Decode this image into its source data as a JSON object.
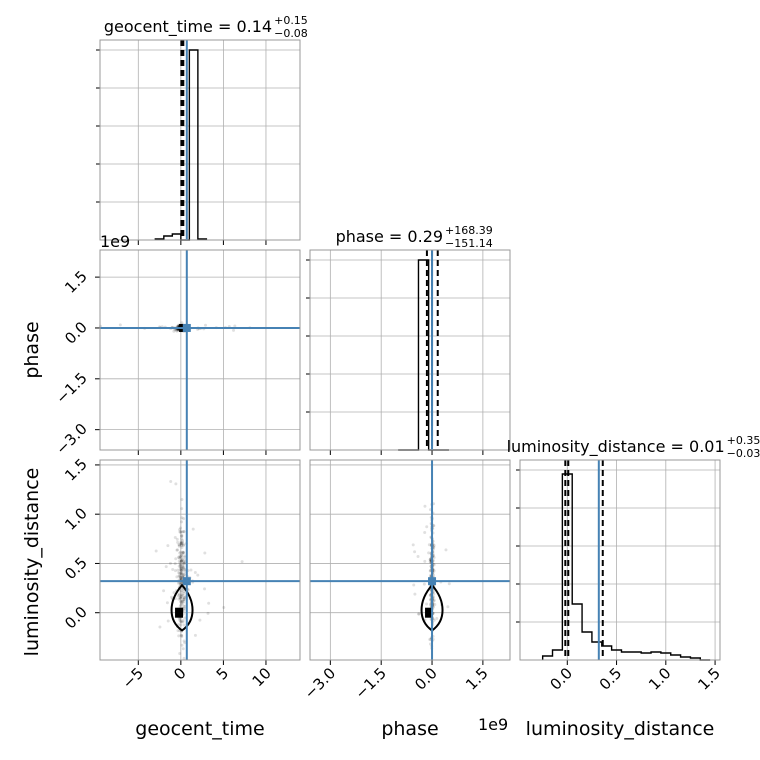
{
  "chart_data": {
    "type": "corner",
    "parameters": [
      "geocent_time",
      "phase",
      "luminosity_distance"
    ],
    "exponent_labels": {
      "phase": "1e9",
      "luminosity_distance": "1e9"
    },
    "truth_color": "#4682b4",
    "truths": {
      "geocent_time": 0.7,
      "phase": 0.0,
      "luminosity_distance": 0.32
    },
    "ranges": {
      "geocent_time": [
        -9.5,
        14
      ],
      "phase": [
        -3.6,
        2.3
      ],
      "luminosity_distance": [
        -0.48,
        1.55
      ]
    },
    "ticks": {
      "geocent_time": [
        {
          "v": -5,
          "label": "−5"
        },
        {
          "v": 0,
          "label": "0"
        },
        {
          "v": 5,
          "label": "5"
        },
        {
          "v": 10,
          "label": "10"
        }
      ],
      "phase": [
        {
          "v": -3,
          "label": "−3.0"
        },
        {
          "v": -1.5,
          "label": "−1.5"
        },
        {
          "v": 0,
          "label": "0.0"
        },
        {
          "v": 1.5,
          "label": "1.5"
        }
      ],
      "luminosity_distance": [
        {
          "v": 0,
          "label": "0.0"
        },
        {
          "v": 0.5,
          "label": "0.5"
        },
        {
          "v": 1,
          "label": "1.0"
        },
        {
          "v": 1.5,
          "label": "1.5"
        }
      ]
    },
    "titles": {
      "geocent_time": {
        "main": "geocent_time = 0.14",
        "sup": "+0.15",
        "sub": "−0.08"
      },
      "phase": {
        "main": "phase = 0.29",
        "sup": "+168.39",
        "sub": "−151.14"
      },
      "luminosity_distance": {
        "main": "luminosity_distance = 0.01",
        "sup": "+0.35",
        "sub": "−0.03"
      }
    },
    "quantiles": {
      "geocent_time": [
        0.06,
        0.14,
        0.29
      ],
      "phase": [
        -0.151,
        0.0,
        0.168
      ],
      "luminosity_distance": [
        -0.02,
        0.01,
        0.36
      ]
    },
    "histograms": {
      "geocent_time": {
        "edges": [
          -3.0,
          -2.0,
          -1.0,
          0.0,
          1.0,
          2.0,
          3.0
        ],
        "heights": [
          0.005,
          0.02,
          0.03,
          0.0,
          0.95,
          0.005
        ]
      },
      "phase": {
        "edges": [
          -1.0,
          -0.7,
          -0.4,
          -0.1,
          0.2,
          0.5
        ],
        "heights": [
          0.0,
          0.0,
          0.95,
          0.0,
          0.0
        ]
      },
      "luminosity_distance": {
        "edges": [
          -0.25,
          -0.15,
          -0.05,
          0.05,
          0.15,
          0.25,
          0.35,
          0.45,
          0.55,
          0.65,
          0.75,
          0.85,
          0.95,
          1.05,
          1.15,
          1.25,
          1.35,
          1.45
        ],
        "heights": [
          0.02,
          0.05,
          0.93,
          0.28,
          0.14,
          0.09,
          0.07,
          0.05,
          0.04,
          0.04,
          0.035,
          0.04,
          0.035,
          0.025,
          0.015,
          0.01,
          0.0
        ]
      }
    }
  }
}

What is needed
List the lines of the material in which the word "main" occurs.

Result below
        "main": "geocent_time = 0.14",
        "main": "phase = 0.29",
        "main": "luminosity_distance = 0.01",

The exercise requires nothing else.